**OBJECTIVE**.
Records follow. Copy every line with "EMERGING".

((

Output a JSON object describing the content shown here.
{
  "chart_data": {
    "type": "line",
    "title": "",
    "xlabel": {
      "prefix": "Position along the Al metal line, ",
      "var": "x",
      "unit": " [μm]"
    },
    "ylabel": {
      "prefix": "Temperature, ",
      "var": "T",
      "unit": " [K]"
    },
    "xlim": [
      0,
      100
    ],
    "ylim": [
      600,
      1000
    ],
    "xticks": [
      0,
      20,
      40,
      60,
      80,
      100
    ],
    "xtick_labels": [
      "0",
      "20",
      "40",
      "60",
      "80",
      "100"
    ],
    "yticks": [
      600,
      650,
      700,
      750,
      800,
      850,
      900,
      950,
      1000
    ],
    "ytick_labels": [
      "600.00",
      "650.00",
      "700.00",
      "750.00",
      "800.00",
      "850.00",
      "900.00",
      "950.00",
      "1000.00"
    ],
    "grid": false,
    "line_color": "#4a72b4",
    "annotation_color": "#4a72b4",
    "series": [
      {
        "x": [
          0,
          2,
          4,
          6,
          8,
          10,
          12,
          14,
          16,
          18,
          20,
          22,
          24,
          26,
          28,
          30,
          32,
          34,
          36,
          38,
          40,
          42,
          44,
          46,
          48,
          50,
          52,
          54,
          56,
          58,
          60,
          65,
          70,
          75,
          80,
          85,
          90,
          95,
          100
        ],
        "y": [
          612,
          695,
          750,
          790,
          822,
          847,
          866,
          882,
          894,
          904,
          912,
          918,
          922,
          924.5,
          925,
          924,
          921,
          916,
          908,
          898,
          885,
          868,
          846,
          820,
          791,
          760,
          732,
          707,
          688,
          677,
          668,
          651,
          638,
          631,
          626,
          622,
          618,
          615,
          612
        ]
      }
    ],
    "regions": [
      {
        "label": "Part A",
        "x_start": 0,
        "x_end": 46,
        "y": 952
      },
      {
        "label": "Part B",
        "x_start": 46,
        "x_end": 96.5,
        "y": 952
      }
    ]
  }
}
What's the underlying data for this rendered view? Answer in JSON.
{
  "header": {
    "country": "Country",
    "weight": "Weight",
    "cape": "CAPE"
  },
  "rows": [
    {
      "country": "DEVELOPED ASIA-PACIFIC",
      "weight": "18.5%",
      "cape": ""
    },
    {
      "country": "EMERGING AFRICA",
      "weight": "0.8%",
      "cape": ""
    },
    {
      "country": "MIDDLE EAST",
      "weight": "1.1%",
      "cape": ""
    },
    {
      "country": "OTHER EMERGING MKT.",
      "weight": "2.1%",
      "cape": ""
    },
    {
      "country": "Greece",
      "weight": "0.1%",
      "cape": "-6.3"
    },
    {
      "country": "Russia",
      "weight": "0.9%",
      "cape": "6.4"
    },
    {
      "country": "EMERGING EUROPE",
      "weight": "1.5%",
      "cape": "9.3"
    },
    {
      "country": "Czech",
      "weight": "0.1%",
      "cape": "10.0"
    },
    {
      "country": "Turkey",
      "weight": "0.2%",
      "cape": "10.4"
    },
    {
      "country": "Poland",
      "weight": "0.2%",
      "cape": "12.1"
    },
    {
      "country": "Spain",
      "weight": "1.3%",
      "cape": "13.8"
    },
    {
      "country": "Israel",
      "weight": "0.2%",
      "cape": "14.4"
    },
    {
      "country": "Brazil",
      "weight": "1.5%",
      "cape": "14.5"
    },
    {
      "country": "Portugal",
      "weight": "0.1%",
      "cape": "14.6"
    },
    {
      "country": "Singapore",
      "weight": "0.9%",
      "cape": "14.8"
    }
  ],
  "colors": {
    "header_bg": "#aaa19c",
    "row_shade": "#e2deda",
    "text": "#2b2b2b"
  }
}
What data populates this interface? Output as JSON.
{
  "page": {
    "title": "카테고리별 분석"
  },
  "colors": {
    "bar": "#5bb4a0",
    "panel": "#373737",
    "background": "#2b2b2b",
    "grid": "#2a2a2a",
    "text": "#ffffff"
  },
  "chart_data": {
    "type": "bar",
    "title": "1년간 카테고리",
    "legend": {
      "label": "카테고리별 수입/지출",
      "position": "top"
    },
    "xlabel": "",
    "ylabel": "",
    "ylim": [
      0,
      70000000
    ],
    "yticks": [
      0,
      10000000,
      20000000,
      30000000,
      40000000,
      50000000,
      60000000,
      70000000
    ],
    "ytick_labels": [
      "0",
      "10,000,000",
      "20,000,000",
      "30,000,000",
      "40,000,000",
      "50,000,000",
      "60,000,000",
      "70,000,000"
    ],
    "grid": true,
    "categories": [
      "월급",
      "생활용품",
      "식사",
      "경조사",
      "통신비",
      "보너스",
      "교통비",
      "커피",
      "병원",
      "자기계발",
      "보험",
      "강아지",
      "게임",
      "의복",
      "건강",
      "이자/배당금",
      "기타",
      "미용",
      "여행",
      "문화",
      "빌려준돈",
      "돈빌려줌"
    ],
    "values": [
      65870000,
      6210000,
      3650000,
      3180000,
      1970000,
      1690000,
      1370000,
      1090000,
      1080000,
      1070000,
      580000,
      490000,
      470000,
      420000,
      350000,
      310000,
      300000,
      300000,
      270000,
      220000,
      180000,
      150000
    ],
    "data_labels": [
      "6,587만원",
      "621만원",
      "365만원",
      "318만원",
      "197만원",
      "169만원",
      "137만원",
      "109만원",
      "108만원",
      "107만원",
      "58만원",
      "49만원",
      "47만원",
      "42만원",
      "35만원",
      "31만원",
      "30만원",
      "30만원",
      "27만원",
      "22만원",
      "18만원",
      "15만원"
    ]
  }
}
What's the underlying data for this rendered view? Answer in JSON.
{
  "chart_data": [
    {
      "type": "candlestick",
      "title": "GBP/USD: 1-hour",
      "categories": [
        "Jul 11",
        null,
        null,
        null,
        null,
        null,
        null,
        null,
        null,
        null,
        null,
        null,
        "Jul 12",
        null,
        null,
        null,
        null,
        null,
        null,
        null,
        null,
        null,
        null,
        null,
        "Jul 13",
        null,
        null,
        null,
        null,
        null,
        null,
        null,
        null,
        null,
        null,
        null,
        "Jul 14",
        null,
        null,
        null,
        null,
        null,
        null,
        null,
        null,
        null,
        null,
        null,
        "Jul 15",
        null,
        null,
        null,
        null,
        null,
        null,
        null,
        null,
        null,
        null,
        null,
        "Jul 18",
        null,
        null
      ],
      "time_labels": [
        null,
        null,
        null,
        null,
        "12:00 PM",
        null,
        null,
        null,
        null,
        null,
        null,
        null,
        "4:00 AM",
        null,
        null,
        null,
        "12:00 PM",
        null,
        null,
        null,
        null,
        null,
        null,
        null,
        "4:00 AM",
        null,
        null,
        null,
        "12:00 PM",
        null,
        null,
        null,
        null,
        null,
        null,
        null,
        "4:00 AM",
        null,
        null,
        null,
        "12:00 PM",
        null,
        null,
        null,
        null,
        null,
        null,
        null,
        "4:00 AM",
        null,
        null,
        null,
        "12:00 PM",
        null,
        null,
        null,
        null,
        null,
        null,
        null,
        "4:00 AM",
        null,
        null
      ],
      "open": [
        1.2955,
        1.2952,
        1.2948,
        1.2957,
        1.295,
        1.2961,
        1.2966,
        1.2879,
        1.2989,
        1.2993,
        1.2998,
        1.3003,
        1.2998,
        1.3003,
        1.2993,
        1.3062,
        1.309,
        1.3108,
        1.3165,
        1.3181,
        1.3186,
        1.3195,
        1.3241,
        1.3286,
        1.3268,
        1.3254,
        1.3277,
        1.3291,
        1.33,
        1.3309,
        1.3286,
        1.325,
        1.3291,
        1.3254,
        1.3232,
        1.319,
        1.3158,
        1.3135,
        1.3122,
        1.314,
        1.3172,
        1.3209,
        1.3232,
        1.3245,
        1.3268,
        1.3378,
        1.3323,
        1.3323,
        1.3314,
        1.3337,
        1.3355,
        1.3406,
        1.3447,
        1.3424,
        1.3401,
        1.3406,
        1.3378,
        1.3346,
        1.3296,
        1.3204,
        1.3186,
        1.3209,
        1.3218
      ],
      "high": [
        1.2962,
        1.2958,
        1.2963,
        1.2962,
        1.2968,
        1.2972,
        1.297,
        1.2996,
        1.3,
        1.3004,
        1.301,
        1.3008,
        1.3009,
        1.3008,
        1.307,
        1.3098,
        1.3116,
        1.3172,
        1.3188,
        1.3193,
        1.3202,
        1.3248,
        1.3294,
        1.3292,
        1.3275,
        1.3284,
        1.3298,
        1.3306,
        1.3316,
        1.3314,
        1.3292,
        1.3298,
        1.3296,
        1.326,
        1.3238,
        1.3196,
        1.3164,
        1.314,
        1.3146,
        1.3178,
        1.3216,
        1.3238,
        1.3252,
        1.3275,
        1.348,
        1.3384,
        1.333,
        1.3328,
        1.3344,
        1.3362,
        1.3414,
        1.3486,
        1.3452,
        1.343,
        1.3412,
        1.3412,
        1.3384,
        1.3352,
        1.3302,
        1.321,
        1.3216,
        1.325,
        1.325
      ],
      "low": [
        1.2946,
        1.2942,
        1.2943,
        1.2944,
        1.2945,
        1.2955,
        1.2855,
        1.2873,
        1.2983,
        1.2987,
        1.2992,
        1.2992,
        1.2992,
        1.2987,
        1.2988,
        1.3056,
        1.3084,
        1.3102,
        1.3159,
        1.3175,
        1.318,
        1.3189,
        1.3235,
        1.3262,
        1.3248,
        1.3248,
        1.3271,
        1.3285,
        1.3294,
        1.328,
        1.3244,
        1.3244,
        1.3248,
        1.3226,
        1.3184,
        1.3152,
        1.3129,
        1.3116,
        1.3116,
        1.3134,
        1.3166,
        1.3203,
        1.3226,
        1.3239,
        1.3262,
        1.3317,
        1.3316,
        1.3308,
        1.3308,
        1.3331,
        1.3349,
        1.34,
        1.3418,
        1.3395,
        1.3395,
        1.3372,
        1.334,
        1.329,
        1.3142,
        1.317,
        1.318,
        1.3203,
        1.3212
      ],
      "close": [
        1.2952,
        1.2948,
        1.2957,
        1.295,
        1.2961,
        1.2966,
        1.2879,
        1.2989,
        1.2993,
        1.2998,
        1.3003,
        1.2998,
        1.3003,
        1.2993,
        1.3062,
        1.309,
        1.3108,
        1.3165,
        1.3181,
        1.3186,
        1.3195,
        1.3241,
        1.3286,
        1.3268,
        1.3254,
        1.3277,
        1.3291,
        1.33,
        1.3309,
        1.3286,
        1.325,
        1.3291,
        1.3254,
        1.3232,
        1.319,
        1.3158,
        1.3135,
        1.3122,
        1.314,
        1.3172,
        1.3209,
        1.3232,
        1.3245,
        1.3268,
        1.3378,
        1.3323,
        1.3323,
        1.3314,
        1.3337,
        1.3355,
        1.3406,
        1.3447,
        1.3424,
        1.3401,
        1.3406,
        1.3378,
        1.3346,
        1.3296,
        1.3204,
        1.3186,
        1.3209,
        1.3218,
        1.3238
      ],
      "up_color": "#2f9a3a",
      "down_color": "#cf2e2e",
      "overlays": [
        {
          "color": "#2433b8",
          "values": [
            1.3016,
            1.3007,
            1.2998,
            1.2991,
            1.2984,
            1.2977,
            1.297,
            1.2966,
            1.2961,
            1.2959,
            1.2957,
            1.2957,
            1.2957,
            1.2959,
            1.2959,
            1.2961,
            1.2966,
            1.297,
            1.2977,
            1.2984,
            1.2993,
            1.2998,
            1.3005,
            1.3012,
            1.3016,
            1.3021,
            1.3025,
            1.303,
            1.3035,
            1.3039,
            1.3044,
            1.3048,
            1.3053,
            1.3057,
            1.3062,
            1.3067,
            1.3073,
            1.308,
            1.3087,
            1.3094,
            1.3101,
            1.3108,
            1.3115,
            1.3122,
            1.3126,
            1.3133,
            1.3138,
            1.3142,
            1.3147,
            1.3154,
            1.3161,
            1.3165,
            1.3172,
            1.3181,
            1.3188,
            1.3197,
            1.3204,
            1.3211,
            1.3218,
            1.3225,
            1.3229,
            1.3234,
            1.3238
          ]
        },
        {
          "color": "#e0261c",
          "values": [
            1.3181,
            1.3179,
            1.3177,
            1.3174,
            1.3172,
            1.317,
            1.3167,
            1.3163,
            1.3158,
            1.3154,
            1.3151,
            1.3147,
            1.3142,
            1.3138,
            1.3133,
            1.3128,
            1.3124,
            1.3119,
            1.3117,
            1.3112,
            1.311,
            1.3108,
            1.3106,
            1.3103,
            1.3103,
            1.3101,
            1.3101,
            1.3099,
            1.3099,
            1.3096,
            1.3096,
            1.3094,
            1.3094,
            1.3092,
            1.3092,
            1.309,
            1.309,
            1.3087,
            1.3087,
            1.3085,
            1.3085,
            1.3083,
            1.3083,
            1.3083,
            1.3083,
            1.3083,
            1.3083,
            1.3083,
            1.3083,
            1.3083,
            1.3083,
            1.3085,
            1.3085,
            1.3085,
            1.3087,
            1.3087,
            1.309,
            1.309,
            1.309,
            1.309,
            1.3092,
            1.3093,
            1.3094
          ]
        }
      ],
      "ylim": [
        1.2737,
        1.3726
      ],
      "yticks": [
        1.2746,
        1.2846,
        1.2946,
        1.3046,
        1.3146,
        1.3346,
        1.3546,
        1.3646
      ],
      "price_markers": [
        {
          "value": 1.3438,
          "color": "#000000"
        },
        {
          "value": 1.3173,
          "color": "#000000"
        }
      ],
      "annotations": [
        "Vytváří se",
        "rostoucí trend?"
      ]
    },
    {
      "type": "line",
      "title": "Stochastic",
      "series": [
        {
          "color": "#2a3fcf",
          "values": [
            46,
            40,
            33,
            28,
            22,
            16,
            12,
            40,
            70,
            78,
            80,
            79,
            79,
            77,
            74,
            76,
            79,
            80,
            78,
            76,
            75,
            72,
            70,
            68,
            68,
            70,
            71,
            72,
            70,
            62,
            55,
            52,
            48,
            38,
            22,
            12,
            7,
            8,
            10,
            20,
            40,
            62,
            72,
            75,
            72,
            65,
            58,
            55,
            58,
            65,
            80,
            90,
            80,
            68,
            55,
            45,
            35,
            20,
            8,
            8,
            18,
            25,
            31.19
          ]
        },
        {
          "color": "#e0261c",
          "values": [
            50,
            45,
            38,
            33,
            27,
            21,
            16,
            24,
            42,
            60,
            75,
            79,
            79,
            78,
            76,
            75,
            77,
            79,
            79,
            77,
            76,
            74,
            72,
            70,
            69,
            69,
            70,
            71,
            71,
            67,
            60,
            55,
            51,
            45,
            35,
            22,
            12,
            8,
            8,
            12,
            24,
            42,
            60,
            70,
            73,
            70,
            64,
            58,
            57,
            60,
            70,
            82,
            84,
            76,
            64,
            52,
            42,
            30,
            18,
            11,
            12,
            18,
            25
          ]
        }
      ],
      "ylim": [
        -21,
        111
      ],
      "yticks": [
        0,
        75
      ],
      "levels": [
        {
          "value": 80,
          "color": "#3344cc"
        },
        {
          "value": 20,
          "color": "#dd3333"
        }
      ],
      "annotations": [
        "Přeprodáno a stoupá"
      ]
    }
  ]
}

))

**EXERCISE ANSWER**.
      "country": "EMERGING AFRICA",
      "country": "OTHER EMERGING MKT.",
      "country": "EMERGING EUROPE",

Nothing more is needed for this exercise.